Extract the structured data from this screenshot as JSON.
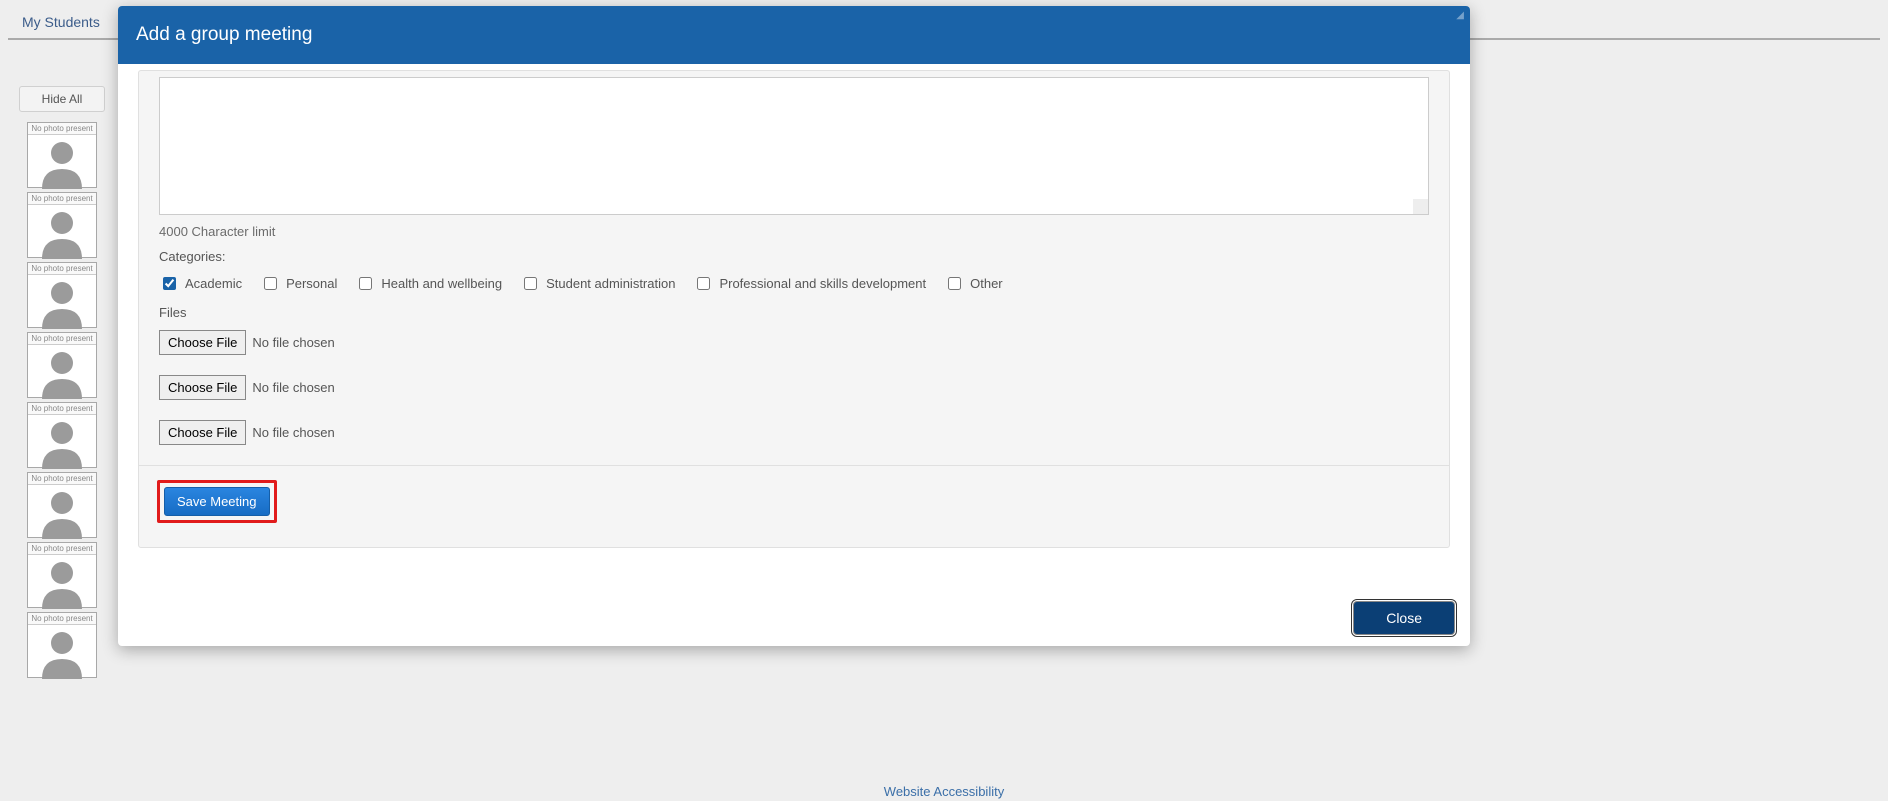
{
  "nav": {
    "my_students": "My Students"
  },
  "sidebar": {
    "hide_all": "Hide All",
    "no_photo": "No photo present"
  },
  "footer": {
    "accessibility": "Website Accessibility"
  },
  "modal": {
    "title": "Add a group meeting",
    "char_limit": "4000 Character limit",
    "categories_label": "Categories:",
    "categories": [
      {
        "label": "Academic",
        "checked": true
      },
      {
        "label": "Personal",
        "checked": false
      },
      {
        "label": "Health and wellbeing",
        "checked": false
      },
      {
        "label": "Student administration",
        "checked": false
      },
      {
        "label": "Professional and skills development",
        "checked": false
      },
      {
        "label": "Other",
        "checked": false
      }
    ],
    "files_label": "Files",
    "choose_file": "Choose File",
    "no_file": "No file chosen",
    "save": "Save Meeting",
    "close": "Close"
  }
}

^^^^

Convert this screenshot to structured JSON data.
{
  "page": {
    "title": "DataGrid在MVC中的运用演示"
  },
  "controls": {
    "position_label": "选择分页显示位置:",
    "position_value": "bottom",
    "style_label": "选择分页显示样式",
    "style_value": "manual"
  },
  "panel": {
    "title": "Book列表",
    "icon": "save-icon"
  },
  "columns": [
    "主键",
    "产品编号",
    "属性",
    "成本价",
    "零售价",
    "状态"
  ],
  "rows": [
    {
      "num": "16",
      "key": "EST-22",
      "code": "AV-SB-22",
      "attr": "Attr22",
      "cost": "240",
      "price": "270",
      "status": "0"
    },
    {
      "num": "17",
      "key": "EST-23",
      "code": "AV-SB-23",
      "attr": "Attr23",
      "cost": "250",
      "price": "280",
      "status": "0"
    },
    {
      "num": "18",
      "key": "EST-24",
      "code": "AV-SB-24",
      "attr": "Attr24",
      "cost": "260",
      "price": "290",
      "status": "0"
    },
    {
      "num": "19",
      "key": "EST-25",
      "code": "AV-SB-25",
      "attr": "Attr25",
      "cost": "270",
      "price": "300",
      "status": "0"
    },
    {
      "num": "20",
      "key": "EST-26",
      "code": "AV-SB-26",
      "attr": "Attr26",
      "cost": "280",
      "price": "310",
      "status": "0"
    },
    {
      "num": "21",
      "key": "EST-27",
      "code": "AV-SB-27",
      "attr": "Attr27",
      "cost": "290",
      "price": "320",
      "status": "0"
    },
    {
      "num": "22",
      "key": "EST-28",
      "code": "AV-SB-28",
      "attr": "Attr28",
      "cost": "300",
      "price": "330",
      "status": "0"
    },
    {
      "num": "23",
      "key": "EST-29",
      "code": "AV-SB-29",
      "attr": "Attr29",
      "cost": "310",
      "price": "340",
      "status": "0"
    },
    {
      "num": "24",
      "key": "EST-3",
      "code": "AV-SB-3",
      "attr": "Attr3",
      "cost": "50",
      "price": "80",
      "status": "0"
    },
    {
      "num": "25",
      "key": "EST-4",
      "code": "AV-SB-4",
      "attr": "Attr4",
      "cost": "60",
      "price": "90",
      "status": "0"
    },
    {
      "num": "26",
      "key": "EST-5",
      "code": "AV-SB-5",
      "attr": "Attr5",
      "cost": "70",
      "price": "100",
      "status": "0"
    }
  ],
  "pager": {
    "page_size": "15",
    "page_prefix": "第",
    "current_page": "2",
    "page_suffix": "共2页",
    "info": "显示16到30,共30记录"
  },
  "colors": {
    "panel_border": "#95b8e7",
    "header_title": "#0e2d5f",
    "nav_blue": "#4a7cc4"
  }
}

^^^^

◆ The request:
Give the count of lines holding the word "structured" and nothing more.

◆ In response:
2